▶ [Problem to solve] Copy every line of the listing that holds the string "Component".

-- BEGIN Records shown --

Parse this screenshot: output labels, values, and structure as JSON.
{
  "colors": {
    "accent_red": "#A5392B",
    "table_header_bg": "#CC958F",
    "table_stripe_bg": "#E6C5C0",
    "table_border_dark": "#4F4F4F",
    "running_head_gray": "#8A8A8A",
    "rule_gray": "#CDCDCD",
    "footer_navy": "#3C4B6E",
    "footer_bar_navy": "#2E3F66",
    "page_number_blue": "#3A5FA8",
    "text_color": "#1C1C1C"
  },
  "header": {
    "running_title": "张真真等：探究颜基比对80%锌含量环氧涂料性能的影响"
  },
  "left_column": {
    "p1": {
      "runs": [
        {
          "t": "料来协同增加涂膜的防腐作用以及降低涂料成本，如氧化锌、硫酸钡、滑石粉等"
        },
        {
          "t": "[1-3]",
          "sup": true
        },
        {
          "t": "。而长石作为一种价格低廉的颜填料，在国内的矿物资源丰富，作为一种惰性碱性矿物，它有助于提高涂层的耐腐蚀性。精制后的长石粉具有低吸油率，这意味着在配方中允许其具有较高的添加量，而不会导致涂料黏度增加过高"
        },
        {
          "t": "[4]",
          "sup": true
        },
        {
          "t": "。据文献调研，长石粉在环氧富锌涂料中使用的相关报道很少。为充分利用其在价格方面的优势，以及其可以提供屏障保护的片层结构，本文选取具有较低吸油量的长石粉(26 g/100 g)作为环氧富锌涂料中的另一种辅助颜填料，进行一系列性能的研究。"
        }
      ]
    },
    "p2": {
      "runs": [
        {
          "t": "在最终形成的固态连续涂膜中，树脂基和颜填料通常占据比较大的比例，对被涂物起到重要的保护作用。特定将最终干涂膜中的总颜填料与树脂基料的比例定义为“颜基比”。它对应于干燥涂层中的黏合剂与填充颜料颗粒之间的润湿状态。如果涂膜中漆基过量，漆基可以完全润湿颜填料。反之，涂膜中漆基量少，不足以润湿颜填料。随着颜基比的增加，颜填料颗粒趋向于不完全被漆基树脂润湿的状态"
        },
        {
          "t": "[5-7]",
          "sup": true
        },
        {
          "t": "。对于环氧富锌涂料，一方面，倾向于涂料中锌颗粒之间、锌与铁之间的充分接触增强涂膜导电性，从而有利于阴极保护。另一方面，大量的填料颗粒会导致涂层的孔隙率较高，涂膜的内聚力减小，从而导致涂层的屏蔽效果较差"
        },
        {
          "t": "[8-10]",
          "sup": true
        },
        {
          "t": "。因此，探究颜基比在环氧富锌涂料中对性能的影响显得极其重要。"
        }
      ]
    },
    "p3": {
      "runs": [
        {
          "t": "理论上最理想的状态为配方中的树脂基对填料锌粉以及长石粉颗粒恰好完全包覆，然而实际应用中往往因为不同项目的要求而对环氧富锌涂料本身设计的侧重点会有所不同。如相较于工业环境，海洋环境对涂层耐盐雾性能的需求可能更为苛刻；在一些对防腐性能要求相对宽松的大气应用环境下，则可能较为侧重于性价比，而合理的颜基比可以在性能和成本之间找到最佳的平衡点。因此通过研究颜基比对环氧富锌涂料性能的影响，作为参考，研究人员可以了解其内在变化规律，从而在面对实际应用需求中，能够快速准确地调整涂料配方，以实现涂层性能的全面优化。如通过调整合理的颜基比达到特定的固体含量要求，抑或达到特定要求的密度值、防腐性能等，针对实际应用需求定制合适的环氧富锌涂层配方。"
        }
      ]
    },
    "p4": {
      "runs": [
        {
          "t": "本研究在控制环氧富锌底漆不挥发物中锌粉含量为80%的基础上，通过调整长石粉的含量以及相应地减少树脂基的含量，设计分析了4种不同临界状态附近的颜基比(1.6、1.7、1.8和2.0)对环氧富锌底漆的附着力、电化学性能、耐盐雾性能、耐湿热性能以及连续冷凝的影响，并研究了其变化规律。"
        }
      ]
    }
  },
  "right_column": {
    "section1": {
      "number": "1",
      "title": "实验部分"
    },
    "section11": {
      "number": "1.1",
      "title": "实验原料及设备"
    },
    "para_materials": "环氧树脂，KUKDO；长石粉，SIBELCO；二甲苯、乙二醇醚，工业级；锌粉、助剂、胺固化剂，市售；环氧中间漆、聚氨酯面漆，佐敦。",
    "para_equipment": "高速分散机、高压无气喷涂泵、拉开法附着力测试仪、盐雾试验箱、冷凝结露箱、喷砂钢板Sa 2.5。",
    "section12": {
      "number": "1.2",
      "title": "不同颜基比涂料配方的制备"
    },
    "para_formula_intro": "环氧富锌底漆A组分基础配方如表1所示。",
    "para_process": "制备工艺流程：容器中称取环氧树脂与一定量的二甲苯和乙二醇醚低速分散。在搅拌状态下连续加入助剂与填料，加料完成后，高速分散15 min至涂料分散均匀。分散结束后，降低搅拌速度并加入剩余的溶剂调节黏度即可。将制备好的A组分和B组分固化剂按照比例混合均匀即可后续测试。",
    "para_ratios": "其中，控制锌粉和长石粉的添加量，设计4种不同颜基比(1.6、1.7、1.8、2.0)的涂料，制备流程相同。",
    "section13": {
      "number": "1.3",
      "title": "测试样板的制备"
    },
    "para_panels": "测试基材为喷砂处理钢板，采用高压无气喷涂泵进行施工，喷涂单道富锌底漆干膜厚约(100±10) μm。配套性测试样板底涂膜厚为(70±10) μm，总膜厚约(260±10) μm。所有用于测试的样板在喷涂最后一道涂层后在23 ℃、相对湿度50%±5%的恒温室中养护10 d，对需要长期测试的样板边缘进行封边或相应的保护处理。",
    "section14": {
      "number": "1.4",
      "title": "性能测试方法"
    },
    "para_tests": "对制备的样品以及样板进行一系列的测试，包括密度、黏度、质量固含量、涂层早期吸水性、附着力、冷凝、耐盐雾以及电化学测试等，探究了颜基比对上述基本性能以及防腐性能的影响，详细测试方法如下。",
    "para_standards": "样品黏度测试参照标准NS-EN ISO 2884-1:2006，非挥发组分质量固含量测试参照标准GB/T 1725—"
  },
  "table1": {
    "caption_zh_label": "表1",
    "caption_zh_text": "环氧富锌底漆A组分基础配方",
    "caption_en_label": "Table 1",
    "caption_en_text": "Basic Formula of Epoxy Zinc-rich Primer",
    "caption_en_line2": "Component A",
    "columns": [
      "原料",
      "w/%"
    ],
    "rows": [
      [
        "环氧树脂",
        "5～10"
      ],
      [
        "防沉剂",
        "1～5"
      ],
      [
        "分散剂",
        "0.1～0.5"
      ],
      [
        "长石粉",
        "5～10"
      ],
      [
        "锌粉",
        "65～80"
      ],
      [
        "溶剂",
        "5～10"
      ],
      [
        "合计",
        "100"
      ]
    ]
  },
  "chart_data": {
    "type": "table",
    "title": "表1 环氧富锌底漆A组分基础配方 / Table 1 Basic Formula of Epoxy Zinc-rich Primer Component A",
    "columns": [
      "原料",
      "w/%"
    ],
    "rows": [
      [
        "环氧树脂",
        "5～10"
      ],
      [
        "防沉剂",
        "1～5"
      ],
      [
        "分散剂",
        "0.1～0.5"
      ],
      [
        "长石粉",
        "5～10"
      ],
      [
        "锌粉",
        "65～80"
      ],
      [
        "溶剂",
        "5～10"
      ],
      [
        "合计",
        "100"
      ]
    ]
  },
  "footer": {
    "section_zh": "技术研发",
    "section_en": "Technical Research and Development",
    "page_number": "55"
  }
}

-- END Records shown --

▶ [Full answer]
    "caption_en_line2": "Component A",
    "title": "表1 环氧富锌底漆A组分基础配方 / Table 1 Basic Formula of Epoxy Zinc-rich Primer Component A",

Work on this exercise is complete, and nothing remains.